Objective A:
Answer these three questions from the software development group plan, one answer per line, marked (i), (ii), (iii).
(i) What is the theme of the group?
(ii) How long is the break between the two talks?
(iii) How is it decided which talk comes first?
Objective B:
For each statement, say yes or no according to the software development group plan, and quote the words that decide it.
(i) People who don't write code are welcome in the group.
(ii) The short talks after the first session may last up to ten minutes.
(iii) Both talks at a meeting are meant to be technical.
Objective C:
Write a continuation of the software development group plan, picking up after its last sentence.

Source extract:
So here is the design I settled on. Some or all of it may be terrible and liable to change if it hits reality, so consider these more a sketch of an idea than a concrete proposal:

The theme of the group is “Making software development better”. It’s a deliberately loose theme which can cover a multitude of topics. In particular it includes both “making better software” and “making it better to work in software”. Over time the group can decide what precisely we want this to mean – how much we want to focus on technologies, on process, etc. My assumption is that initially most of the talks will focus on “Here’s this thing we’re doing at work. It seems to work pretty well” or “Here’s a problem we’re having at work. Can you lot help me solve it?” – the point being that the focus is on software development rather than programming. This is true both in the sense that we’ll be talking more about “Here’s a neat debugging technique” than “Here let me teach you Haskell”, but also in the sense that non-coders who are part of the process are decidedly welcome. Indeed, while we definitely don’t want to be afraid of advanced technical content, we should try to make sure that a good chunk of what’s talked about is also about the larger process of development.

The rough structure would be:

  1. People arrive and mingle for about half an hour
  2. We have a half hour talk or discussion group, everyone sits
  3. Anyone who wants to get up and talk for < 5 minutes may. These can be lightning talks or they can just be “hey, this is my company, we’re hiring”.
  4. We have a 15 minute break
  5. We have another talk/discussion group
  6. Formalised fun ends. People can now hang around for as long as they like

One talk should be technical (here’s a tool we’re using and how it helps. Here’s a debugging technique. Let me teach you a bit more about security than you probably know), one should be non-technical (here’s a change we made to our sprint process that’s really helped. Here’s one weird trick to make meetings less painful. Here’s how we run our hiring process). Which one goes first will alternate.

Records provided:
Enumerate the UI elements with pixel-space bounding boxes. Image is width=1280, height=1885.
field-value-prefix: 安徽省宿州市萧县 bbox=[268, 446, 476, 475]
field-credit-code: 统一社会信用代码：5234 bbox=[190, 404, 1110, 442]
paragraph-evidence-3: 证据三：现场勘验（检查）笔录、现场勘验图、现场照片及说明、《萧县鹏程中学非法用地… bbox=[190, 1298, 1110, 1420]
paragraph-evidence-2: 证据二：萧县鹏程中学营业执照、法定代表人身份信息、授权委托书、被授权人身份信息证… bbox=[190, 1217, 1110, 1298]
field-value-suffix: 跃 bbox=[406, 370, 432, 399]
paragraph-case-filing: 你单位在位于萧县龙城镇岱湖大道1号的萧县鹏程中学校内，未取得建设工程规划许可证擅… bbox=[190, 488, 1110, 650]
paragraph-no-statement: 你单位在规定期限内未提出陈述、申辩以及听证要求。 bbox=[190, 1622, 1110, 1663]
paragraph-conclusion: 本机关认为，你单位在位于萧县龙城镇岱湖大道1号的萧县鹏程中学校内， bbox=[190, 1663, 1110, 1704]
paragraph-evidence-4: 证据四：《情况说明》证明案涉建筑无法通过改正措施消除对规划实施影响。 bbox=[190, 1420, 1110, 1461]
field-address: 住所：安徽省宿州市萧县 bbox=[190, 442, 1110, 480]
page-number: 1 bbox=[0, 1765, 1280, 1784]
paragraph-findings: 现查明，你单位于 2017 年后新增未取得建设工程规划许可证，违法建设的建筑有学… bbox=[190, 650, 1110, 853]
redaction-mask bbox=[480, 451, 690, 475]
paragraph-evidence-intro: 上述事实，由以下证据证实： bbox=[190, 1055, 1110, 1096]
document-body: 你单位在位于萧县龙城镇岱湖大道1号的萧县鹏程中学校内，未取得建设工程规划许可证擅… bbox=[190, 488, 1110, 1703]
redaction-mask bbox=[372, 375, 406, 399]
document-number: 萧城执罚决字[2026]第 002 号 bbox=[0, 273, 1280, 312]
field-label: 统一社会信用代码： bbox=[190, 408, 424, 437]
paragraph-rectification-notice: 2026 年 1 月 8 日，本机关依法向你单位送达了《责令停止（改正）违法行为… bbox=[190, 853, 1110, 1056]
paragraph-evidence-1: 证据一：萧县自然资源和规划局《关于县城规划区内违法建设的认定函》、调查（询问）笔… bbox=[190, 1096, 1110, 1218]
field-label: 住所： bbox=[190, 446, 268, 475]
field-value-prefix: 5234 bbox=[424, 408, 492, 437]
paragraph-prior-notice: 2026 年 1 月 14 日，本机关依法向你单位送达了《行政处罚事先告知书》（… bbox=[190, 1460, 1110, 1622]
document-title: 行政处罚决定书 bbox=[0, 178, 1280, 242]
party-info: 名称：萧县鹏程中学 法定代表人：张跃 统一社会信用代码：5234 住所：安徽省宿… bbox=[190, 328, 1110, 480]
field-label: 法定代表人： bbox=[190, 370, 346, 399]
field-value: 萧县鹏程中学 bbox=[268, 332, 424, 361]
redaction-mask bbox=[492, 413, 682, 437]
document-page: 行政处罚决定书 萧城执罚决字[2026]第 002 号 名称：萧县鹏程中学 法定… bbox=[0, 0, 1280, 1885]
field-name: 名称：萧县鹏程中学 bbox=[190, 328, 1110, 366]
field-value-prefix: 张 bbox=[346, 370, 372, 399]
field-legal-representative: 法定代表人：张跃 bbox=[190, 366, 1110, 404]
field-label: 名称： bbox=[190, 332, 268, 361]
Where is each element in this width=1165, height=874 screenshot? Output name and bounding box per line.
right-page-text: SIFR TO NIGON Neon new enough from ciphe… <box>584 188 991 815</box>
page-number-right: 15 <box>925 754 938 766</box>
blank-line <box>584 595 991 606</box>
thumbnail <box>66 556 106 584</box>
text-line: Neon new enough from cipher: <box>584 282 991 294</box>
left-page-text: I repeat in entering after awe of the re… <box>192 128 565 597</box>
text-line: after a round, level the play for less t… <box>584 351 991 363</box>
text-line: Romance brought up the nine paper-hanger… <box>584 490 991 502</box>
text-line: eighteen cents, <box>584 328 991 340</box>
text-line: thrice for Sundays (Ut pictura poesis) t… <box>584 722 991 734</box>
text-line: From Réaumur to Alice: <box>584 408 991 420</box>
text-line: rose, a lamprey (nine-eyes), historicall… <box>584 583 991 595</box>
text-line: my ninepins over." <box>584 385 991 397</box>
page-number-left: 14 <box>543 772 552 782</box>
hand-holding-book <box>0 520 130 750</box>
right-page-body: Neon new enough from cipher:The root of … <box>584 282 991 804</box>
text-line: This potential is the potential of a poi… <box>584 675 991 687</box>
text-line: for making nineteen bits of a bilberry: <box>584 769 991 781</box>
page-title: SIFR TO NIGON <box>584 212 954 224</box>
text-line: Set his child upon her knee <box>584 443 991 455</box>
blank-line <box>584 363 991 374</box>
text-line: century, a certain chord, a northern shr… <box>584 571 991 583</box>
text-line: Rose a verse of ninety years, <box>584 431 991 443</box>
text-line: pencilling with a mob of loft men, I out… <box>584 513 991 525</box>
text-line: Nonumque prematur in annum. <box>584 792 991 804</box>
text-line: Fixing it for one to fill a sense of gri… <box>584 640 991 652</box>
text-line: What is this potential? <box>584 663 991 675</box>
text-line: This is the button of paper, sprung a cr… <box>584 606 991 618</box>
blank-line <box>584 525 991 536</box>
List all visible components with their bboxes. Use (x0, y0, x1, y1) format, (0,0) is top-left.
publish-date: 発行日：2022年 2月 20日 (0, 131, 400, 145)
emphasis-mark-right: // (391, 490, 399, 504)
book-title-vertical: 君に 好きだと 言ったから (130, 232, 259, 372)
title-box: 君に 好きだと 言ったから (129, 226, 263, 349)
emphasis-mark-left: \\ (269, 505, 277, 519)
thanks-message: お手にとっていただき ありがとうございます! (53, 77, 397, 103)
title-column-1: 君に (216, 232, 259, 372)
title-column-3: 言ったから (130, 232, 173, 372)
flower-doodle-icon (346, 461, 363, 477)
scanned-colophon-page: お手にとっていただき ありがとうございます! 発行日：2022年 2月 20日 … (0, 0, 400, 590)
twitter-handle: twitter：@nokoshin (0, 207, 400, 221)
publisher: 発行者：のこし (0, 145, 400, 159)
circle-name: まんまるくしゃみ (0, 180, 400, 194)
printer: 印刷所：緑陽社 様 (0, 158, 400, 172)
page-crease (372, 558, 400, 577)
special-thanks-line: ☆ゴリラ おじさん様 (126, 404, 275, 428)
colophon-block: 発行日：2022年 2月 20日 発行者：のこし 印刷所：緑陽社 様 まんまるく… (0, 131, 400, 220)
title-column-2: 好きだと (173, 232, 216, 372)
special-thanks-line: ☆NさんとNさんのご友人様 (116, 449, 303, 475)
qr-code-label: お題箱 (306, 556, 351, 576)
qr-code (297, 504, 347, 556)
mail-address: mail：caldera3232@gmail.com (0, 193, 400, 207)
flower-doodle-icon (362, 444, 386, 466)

Task response A:
(i) "Making software development better."
(ii) 15 minutes.
(iii) The order alternates between the technical and the non-technical talk.

Task response B:
(i) Yes: "non-coders who are part of the process are decidedly welcome"
(ii) No: "Anyone who wants to get up and talk for < 5 minutes may."
(iii) No: "one should be non-technical"

Task response C:
The discussion groups are worth highlighting. In these the speaker would basically be acting as a moderator rather than talking for half an hour. Their goal would be to frame the discussion by asking questions and try and direct what’s on topic. The group would probably use something like Occupy movement hand signals (I used these recently, so they’re on my mind) to discuss these points without it just becoming a free-for-all. Basically the goal is to have a productive group discussion around a subject. This is also helpful for people who would like to speak but are nervous about it because they have to do an awful lot less speaking.

Speakers come from within the group rather than external. Everyone is encouraged but not required to speak. Initially I’d imagine that the process for talk selection would be “Whomever we can get to speak”. Eventually when there are enough people prepared to speak something else can probably be decided on – e.g. priority to people who haven’t previously talked, then randomly select a speaker amongst those left. A soft goal here is to provide an environment in which people who might otherwise be reluctant to speak feel comfortable doing so because they know a lot of the people around them and know that they’re in a supportive environment where people will behave decently.

Membership of the group would be closed, but with an aim of bringing ever more people into it: Ideally in any given session about a fifth (I made this number up and it might not be the right balance, but something in that region) of the group should be new. I’m not quite sure how that would work. My default here would be to have a list of people who are interested in joining and select from it by lot to fill a newness quota each session (though I expect that initially there will be trouble finding enough people rather than too many people joining at once). I’d also probably suggest that after someone has been to one session as a newbie there’s an option for a “this person was kinda a jerk and we’d rather they didn’t come back” vote amongst the existing group.

It’s also possible to be expelled from the group. The main way to do this is code of conduct violations – except for extreme violations (sexual harassment, full-blown racist ranting, etc) this isn’t a zero tolerance policy, but people who violate it will be asked to moderate their behaviour and if they don’t then they will be expelled.

There probably needs to be another mechanism for removing people from the group for people who are technically not violating the code of conduct but are making the group a worse place. Best mechanism I can come up with right now is “quietly have a word with the organisers. They’ll quietly poll to get consensus as to whether this is a real problem. If they think it is, they’ll have a word with the person in question about their behaviour. If this continues to be a problem they’ll ask them to leave”.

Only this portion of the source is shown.